── Items ──

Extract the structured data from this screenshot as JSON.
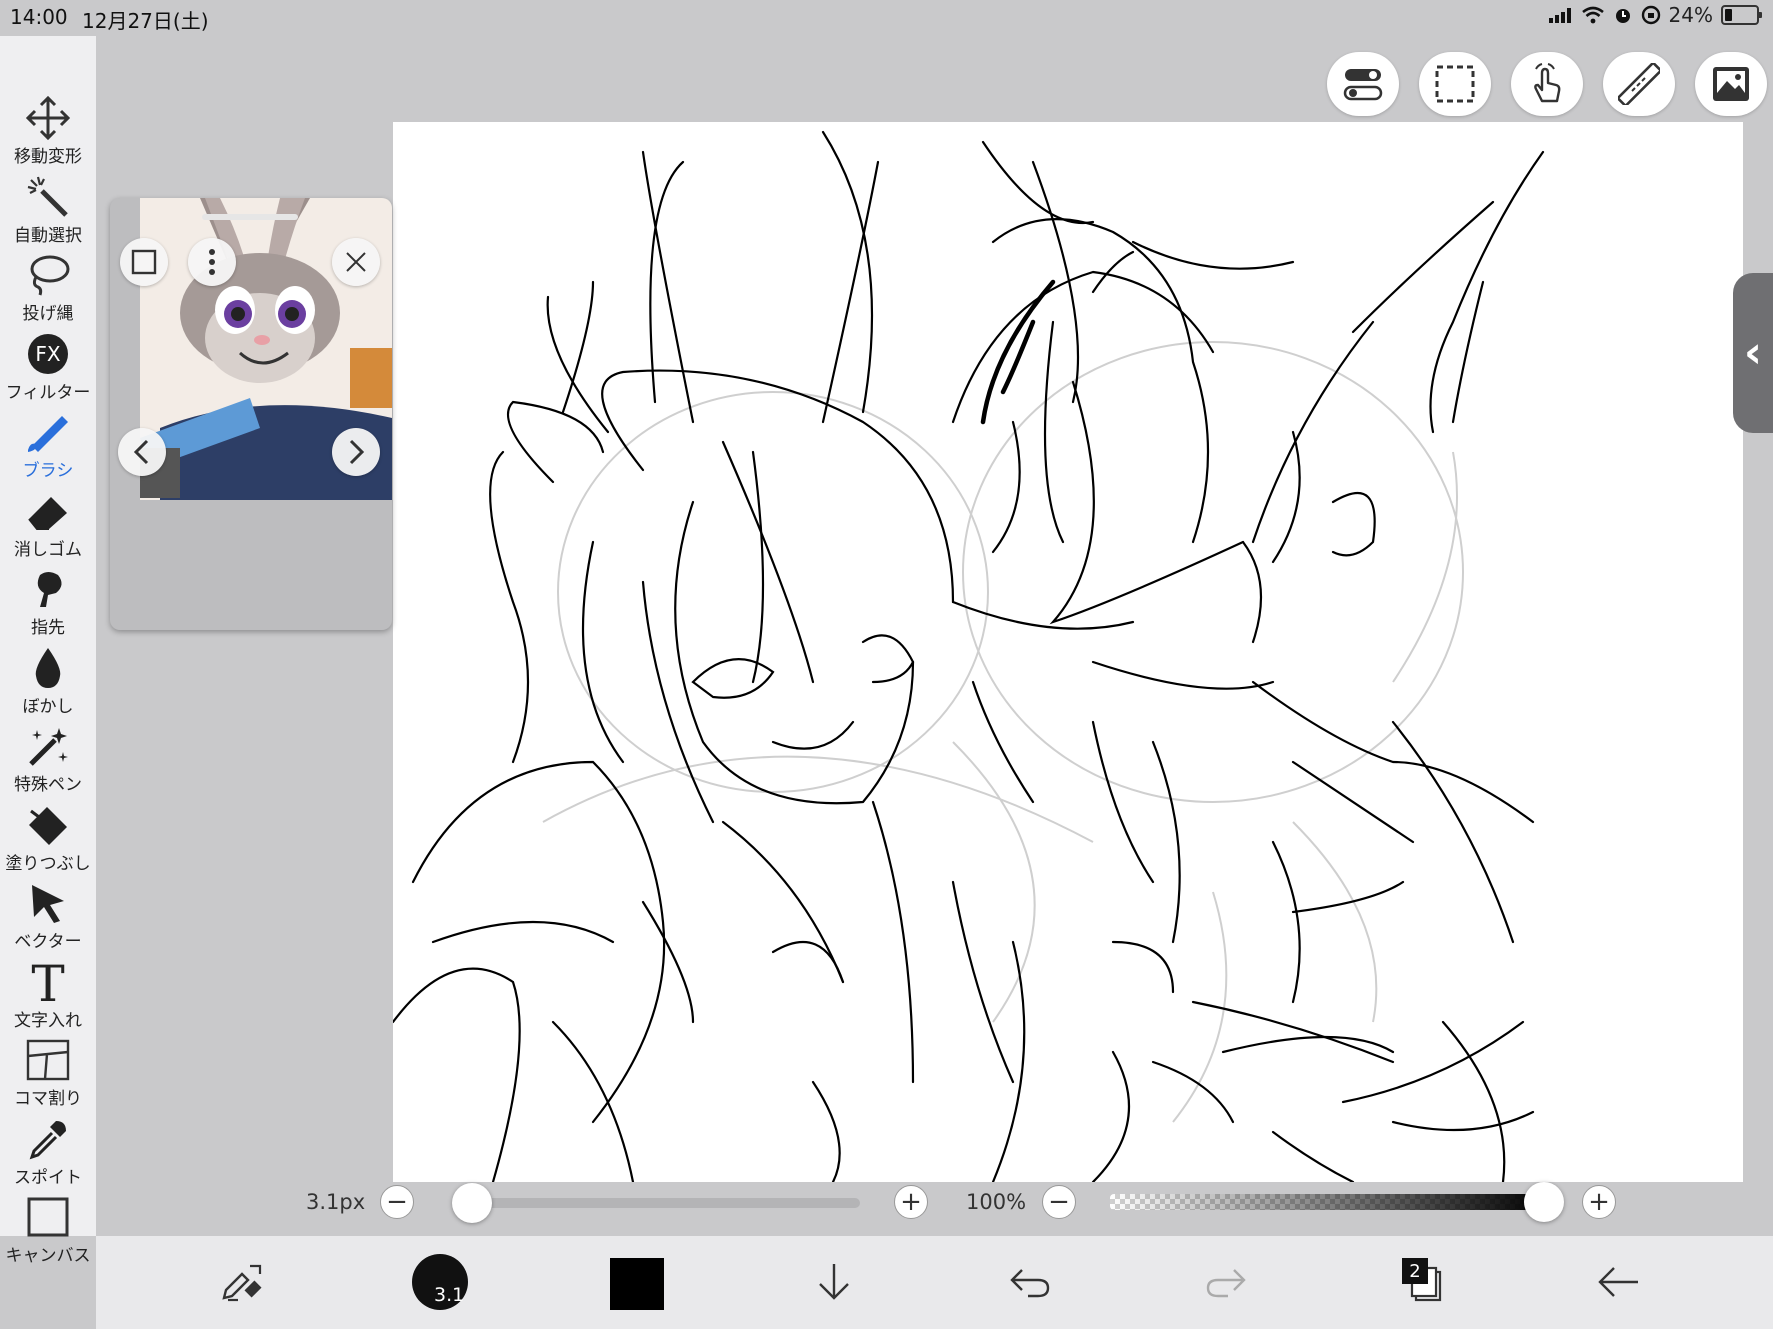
{
  "status": {
    "time": "14:00",
    "date": "12月27日(土)",
    "battery": "24%",
    "battery_level": 0.24
  },
  "tools": [
    {
      "label": "移動変形",
      "icon": "move-icon"
    },
    {
      "label": "自動選択",
      "icon": "magic-wand-icon"
    },
    {
      "label": "投げ縄",
      "icon": "lasso-icon"
    },
    {
      "label": "フィルター",
      "icon": "fx-filter-icon",
      "glyph": "FX"
    },
    {
      "label": "ブラシ",
      "icon": "brush-icon",
      "active": true
    },
    {
      "label": "消しゴム",
      "icon": "eraser-icon"
    },
    {
      "label": "指先",
      "icon": "finger-smudge-icon"
    },
    {
      "label": "ぼかし",
      "icon": "blur-drop-icon"
    },
    {
      "label": "特殊ペン",
      "icon": "special-pen-icon"
    },
    {
      "label": "塗りつぶし",
      "icon": "fill-bucket-icon"
    },
    {
      "label": "ベクター",
      "icon": "vector-cursor-icon"
    },
    {
      "label": "文字入れ",
      "icon": "text-icon",
      "glyph": "T"
    },
    {
      "label": "コマ割り",
      "icon": "panel-frame-icon"
    },
    {
      "label": "スポイト",
      "icon": "eyedropper-icon"
    },
    {
      "label": "キャンバス",
      "icon": "canvas-icon"
    }
  ],
  "top_buttons": [
    "toggle-settings-icon",
    "selection-rect-icon",
    "touch-gesture-icon",
    "ruler-icon",
    "image-material-icon"
  ],
  "brush": {
    "size_label": "3.1px",
    "size_level": 0.0,
    "preview_label": "3.1",
    "opacity_label": "100%",
    "opacity_level": 1.0
  },
  "color": {
    "current": "#000000",
    "accent": "#2a6fdb"
  },
  "layers": {
    "count": "2"
  }
}
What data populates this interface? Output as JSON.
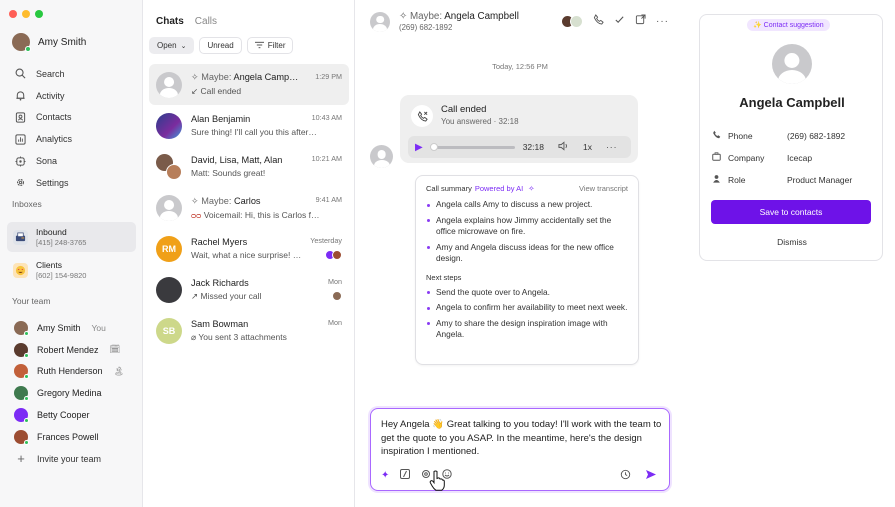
{
  "window": {
    "dot_colors": [
      "#ff5f57",
      "#febc2e",
      "#28c840"
    ]
  },
  "user": {
    "name": "Amy Smith"
  },
  "nav": [
    {
      "label": "Search",
      "icon": "search-icon",
      "glyph": "⌕"
    },
    {
      "label": "Activity",
      "icon": "bell-icon",
      "glyph": "🔔︎"
    },
    {
      "label": "Contacts",
      "icon": "contacts-icon",
      "glyph": "▤"
    },
    {
      "label": "Analytics",
      "icon": "analytics-icon",
      "glyph": "▦"
    },
    {
      "label": "Sona",
      "icon": "sona-icon",
      "glyph": "◈"
    },
    {
      "label": "Settings",
      "icon": "gear-icon",
      "glyph": "⚙"
    }
  ],
  "inboxes_label": "Inboxes",
  "inboxes": [
    {
      "name": "Inbound",
      "number": "[415] 248-3765",
      "emoji": "📠",
      "bg": "#dfe3ea"
    },
    {
      "name": "Clients",
      "number": "[602] 154-9820",
      "emoji": "😍",
      "bg": "#fde4b8"
    }
  ],
  "team_label": "Your team",
  "team": [
    {
      "name": "Amy Smith",
      "extra": "You",
      "color": "#8a6a55"
    },
    {
      "name": "Robert Mendez",
      "extra": "🗓",
      "color": "#5a3b2e"
    },
    {
      "name": "Ruth Henderson",
      "extra": "🏝",
      "color": "#c2603a"
    },
    {
      "name": "Gregory Medina",
      "extra": "",
      "color": "#3f7a4f"
    },
    {
      "name": "Betty Cooper",
      "extra": "",
      "color": "#7c2cf5"
    },
    {
      "name": "Frances Powell",
      "extra": "",
      "color": "#9c4d32"
    }
  ],
  "invite_label": "Invite your team",
  "chats": {
    "tabs": [
      "Chats",
      "Calls"
    ],
    "filters": [
      "Open",
      "Unread",
      "Filter"
    ],
    "items": [
      {
        "maybe": "Maybe:",
        "name": "Angela Campbell",
        "preview": "Call ended",
        "time": "1:29 PM",
        "avatar": "gray"
      },
      {
        "maybe": "",
        "name": "Alan Benjamin",
        "preview": "Sure thing! I'll call you this afternoon",
        "time": "10:43 AM",
        "avatar": "#3b62c9"
      },
      {
        "maybe": "",
        "name": "David, Lisa, Matt, Alan",
        "preview": "Matt: Sounds great!",
        "time": "10:21 AM",
        "avatar": "#7a5b4a"
      },
      {
        "maybe": "Maybe:",
        "name": "Carlos",
        "preview": "Voicemail: Hi, this is Carlos from",
        "time": "9:41 AM",
        "avatar": "gray"
      },
      {
        "maybe": "",
        "name": "Rachel Myers",
        "preview": "Wait, what a nice surprise! Please",
        "time": "Yesterday",
        "avatar": "#f0a018",
        "initials": "RM"
      },
      {
        "maybe": "",
        "name": "Jack Richards",
        "preview": "Missed your call",
        "time": "Mon",
        "avatar": "#3a3a3e"
      },
      {
        "maybe": "",
        "name": "Sam Bowman",
        "preview": "You sent 3 attachments",
        "time": "Mon",
        "avatar": "#cdd88a",
        "initials": "SB"
      }
    ]
  },
  "conversation": {
    "maybe": "Maybe:",
    "name": "Angela Campbell",
    "phone": "(269) 682-1892",
    "day": "Today, 12:56 PM",
    "call_title": "Call ended",
    "call_sub": "You answered · 32:18",
    "duration": "32:18",
    "speed": "1x",
    "playback_progress": 0.0,
    "summary_label": "Call summary",
    "powered": "Powered by AI",
    "view_transcript": "View transcript",
    "summary": [
      "Angela calls Amy to discuss a new project.",
      "Angela explains how Jimmy accidentally set the office microwave on fire.",
      "Amy and Angela discuss ideas for the new office design."
    ],
    "next_steps_label": "Next steps",
    "next_steps": [
      "Send the quote over to Angela.",
      "Angela to confirm her availability to meet next week.",
      "Amy to share the design inspiration image with Angela."
    ],
    "draft": "Hey Angela 👋 Great talking to you today! I'll work with the team to get the quote to you ASAP. In the meantime, here's the design inspiration I mentioned."
  },
  "contact": {
    "badge": "✨ Contact suggestion",
    "name": "Angela Campbell",
    "fields": [
      {
        "label": "Phone",
        "value": "(269) 682-1892",
        "icon": "phone-icon",
        "glyph": "✆"
      },
      {
        "label": "Company",
        "value": "Icecap",
        "icon": "building-icon",
        "glyph": "▣"
      },
      {
        "label": "Role",
        "value": "Product Manager",
        "icon": "person-icon",
        "glyph": "👤︎"
      }
    ],
    "save_label": "Save to contacts",
    "dismiss_label": "Dismiss"
  },
  "accent_color": "#6e12e8"
}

───

Written task:
Write the entries above out again exactly, but not the pictures.

Final answer:
Extract the structured data from this screenshot as JSON.
{
  "status": {
    "time": "14:00",
    "date": "12月27日(土)",
    "battery": "24%",
    "battery_level": 0.24
  },
  "tools": [
    {
      "label": "移動変形",
      "icon": "move-icon"
    },
    {
      "label": "自動選択",
      "icon": "magic-wand-icon"
    },
    {
      "label": "投げ縄",
      "icon": "lasso-icon"
    },
    {
      "label": "フィルター",
      "icon": "fx-filter-icon",
      "glyph": "FX"
    },
    {
      "label": "ブラシ",
      "icon": "brush-icon",
      "active": true
    },
    {
      "label": "消しゴム",
      "icon": "eraser-icon"
    },
    {
      "label": "指先",
      "icon": "finger-smudge-icon"
    },
    {
      "label": "ぼかし",
      "icon": "blur-drop-icon"
    },
    {
      "label": "特殊ペン",
      "icon": "special-pen-icon"
    },
    {
      "label": "塗りつぶし",
      "icon": "fill-bucket-icon"
    },
    {
      "label": "ベクター",
      "icon": "vector-cursor-icon"
    },
    {
      "label": "文字入れ",
      "icon": "text-icon",
      "glyph": "T"
    },
    {
      "label": "コマ割り",
      "icon": "panel-frame-icon"
    },
    {
      "label": "スポイト",
      "icon": "eyedropper-icon"
    },
    {
      "label": "キャンバス",
      "icon": "canvas-icon"
    }
  ],
  "top_buttons": [
    "toggle-settings-icon",
    "selection-rect-icon",
    "touch-gesture-icon",
    "ruler-icon",
    "image-material-icon"
  ],
  "brush": {
    "size_label": "3.1px",
    "size_level": 0.0,
    "preview_label": "3.1",
    "opacity_label": "100%",
    "opacity_level": 1.0
  },
  "color": {
    "current": "#000000",
    "accent": "#2a6fdb"
  },
  "layers": {
    "count": "2"
  }
}
What data populates this interface? Output as JSON.
{
  "window": {
    "dot_colors": [
      "#ff5f57",
      "#febc2e",
      "#28c840"
    ]
  },
  "user": {
    "name": "Amy Smith"
  },
  "nav": [
    {
      "label": "Search",
      "icon": "search-icon",
      "glyph": "⌕"
    },
    {
      "label": "Activity",
      "icon": "bell-icon",
      "glyph": "🔔︎"
    },
    {
      "label": "Contacts",
      "icon": "contacts-icon",
      "glyph": "▤"
    },
    {
      "label": "Analytics",
      "icon": "analytics-icon",
      "glyph": "▦"
    },
    {
      "label": "Sona",
      "icon": "sona-icon",
      "glyph": "◈"
    },
    {
      "label": "Settings",
      "icon": "gear-icon",
      "glyph": "⚙"
    }
  ],
  "inboxes_label": "Inboxes",
  "inboxes": [
    {
      "name": "Inbound",
      "number": "[415] 248-3765",
      "emoji": "📠",
      "bg": "#dfe3ea"
    },
    {
      "name": "Clients",
      "number": "[602] 154-9820",
      "emoji": "😍",
      "bg": "#fde4b8"
    }
  ],
  "team_label": "Your team",
  "team": [
    {
      "name": "Amy Smith",
      "extra": "You",
      "color": "#8a6a55"
    },
    {
      "name": "Robert Mendez",
      "extra": "🗓",
      "color": "#5a3b2e"
    },
    {
      "name": "Ruth Henderson",
      "extra": "🏝",
      "color": "#c2603a"
    },
    {
      "name": "Gregory Medina",
      "extra": "",
      "color": "#3f7a4f"
    },
    {
      "name": "Betty Cooper",
      "extra": "",
      "color": "#7c2cf5"
    },
    {
      "name": "Frances Powell",
      "extra": "",
      "color": "#9c4d32"
    }
  ],
  "invite_label": "Invite your team",
  "chats": {
    "tabs": [
      "Chats",
      "Calls"
    ],
    "filters": [
      "Open",
      "Unread",
      "Filter"
    ],
    "items": [
      {
        "maybe": "Maybe:",
        "name": "Angela Campbell",
        "preview": "Call ended",
        "time": "1:29 PM",
        "avatar": "gray"
      },
      {
        "maybe": "",
        "name": "Alan Benjamin",
        "preview": "Sure thing! I'll call you this afternoon",
        "time": "10:43 AM",
        "avatar": "#3b62c9"
      },
      {
        "maybe": "",
        "name": "David, Lisa, Matt, Alan",
        "preview": "Matt: Sounds great!",
        "time": "10:21 AM",
        "avatar": "#7a5b4a"
      },
      {
        "maybe": "Maybe:",
        "name": "Carlos",
        "preview": "Voicemail: Hi, this is Carlos from",
        "time": "9:41 AM",
        "avatar": "gray"
      },
      {
        "maybe": "",
        "name": "Rachel Myers",
        "preview": "Wait, what a nice surprise! Please",
        "time": "Yesterday",
        "avatar": "#f0a018",
        "initials": "RM"
      },
      {
        "maybe": "",
        "name": "Jack Richards",
        "preview": "Missed your call",
        "time": "Mon",
        "avatar": "#3a3a3e"
      },
      {
        "maybe": "",
        "name": "Sam Bowman",
        "preview": "You sent 3 attachments",
        "time": "Mon",
        "avatar": "#cdd88a",
        "initials": "SB"
      }
    ]
  },
  "conversation": {
    "maybe": "Maybe:",
    "name": "Angela Campbell",
    "phone": "(269) 682-1892",
    "day": "Today, 12:56 PM",
    "call_title": "Call ended",
    "call_sub": "You answered · 32:18",
    "duration": "32:18",
    "speed": "1x",
    "playback_progress": 0.0,
    "summary_label": "Call summary",
    "powered": "Powered by AI",
    "view_transcript": "View transcript",
    "summary": [
      "Angela calls Amy to discuss a new project.",
      "Angela explains how Jimmy accidentally set the office microwave on fire.",
      "Amy and Angela discuss ideas for the new office design."
    ],
    "next_steps_label": "Next steps",
    "next_steps": [
      "Send the quote over to Angela.",
      "Angela to confirm her availability to meet next week.",
      "Amy to share the design inspiration image with Angela."
    ],
    "draft": "Hey Angela 👋 Great talking to you today! I'll work with the team to get the quote to you ASAP. In the meantime, here's the design inspiration I mentioned."
  },
  "contact": {
    "badge": "✨ Contact suggestion",
    "name": "Angela Campbell",
    "fields": [
      {
        "label": "Phone",
        "value": "(269) 682-1892",
        "icon": "phone-icon",
        "glyph": "✆"
      },
      {
        "label": "Company",
        "value": "Icecap",
        "icon": "building-icon",
        "glyph": "▣"
      },
      {
        "label": "Role",
        "value": "Product Manager",
        "icon": "person-icon",
        "glyph": "👤︎"
      }
    ],
    "save_label": "Save to contacts",
    "dismiss_label": "Dismiss"
  },
  "accent_color": "#6e12e8"
}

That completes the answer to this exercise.